◆ **Entries supplied**
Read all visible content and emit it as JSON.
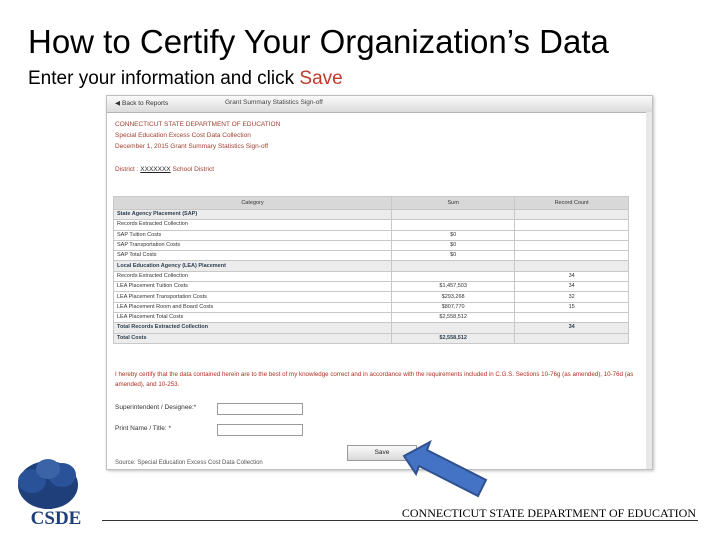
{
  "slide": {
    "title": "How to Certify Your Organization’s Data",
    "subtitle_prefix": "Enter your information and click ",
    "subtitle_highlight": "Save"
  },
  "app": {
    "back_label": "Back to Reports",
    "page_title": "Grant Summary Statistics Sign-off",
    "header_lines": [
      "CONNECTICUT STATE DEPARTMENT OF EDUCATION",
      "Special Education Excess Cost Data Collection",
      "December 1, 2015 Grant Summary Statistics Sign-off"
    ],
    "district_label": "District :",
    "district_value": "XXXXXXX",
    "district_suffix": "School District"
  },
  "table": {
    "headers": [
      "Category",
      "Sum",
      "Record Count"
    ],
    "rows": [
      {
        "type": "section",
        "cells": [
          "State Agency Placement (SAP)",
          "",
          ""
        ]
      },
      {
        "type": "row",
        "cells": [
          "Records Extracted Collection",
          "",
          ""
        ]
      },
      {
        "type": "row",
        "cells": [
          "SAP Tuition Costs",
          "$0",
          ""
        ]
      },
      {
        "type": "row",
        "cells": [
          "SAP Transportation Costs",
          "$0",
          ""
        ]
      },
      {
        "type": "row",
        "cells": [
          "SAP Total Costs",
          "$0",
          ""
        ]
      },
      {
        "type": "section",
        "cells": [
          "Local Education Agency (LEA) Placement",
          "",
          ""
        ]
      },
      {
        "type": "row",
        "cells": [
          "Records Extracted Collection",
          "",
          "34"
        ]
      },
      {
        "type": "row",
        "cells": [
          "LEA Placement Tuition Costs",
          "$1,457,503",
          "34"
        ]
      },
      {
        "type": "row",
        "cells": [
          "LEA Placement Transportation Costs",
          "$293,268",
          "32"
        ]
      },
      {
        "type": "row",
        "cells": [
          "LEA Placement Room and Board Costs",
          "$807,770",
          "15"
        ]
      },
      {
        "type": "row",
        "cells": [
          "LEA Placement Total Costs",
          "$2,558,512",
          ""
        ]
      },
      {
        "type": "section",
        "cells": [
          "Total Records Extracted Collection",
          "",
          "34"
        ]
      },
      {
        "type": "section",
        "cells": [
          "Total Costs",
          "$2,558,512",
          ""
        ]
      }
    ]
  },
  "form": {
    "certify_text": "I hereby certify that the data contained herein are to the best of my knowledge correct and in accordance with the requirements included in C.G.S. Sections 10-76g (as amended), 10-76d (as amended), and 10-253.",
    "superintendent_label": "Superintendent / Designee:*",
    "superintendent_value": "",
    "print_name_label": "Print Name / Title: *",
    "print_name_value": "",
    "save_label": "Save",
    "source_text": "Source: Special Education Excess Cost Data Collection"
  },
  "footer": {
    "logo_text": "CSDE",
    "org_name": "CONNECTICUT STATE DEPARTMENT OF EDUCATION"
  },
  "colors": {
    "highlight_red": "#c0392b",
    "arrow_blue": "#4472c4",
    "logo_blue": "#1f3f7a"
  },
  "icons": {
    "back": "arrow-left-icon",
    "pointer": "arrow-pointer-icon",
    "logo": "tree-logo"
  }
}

--

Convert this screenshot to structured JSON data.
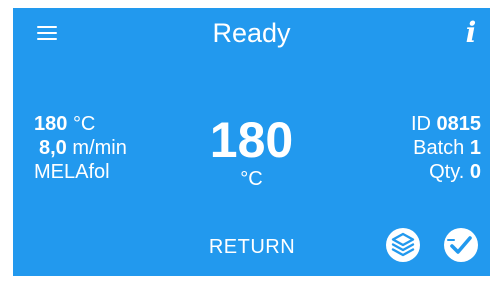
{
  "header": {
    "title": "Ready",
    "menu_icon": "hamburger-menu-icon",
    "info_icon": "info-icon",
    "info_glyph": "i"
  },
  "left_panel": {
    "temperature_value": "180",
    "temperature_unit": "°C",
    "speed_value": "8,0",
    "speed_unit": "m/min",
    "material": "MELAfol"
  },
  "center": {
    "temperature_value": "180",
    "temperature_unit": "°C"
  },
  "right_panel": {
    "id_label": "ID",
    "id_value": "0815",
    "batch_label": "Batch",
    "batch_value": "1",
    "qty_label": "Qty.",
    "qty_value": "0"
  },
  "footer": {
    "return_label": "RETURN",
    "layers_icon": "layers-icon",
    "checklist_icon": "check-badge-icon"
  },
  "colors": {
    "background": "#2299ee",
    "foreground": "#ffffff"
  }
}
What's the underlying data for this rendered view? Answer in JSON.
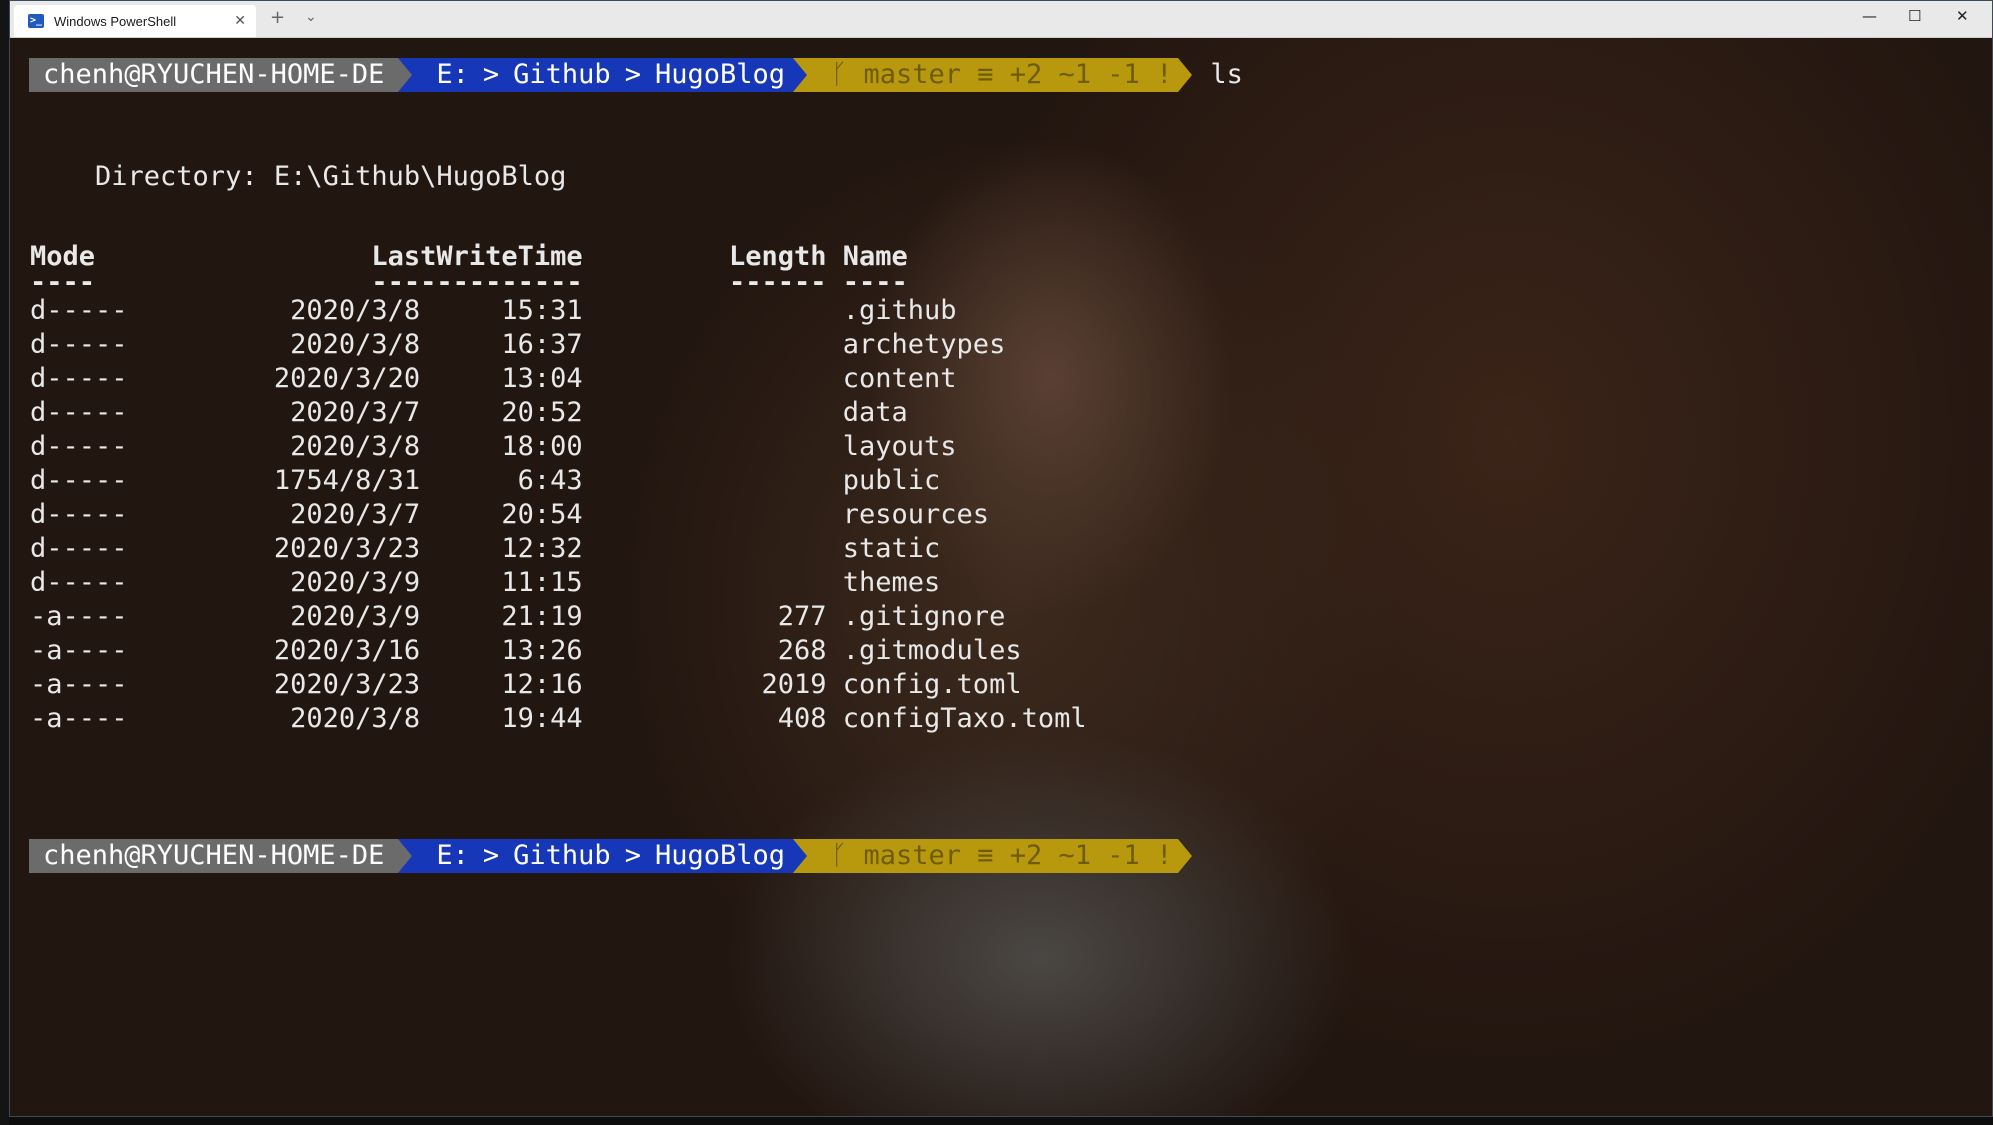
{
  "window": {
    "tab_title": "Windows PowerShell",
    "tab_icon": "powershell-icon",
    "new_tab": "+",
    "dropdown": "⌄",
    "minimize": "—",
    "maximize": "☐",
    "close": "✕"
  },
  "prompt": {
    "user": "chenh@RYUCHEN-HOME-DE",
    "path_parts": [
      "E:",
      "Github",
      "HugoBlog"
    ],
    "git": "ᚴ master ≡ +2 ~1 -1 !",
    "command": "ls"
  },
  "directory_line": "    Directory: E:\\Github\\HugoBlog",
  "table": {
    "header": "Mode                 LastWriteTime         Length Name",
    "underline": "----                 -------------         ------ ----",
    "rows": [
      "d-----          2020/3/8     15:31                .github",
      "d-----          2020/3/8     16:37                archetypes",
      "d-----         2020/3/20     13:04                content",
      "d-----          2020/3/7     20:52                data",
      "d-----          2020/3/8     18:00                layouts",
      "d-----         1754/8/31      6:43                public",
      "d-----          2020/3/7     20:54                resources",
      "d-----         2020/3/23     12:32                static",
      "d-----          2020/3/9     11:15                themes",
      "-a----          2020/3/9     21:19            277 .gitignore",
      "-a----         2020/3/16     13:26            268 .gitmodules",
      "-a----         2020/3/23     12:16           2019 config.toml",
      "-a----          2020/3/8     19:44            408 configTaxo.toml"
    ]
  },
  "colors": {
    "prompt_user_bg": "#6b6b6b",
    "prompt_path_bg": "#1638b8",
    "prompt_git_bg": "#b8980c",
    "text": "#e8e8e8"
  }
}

◆ **Instructions for the task**
Copy out every line of the listing that includes the string "Grant".

◆ **Exercise response**
    "page_title": "Grant Summary Statistics Sign-off",
      "December 1, 2015 Grant Summary Statistics Sign-off"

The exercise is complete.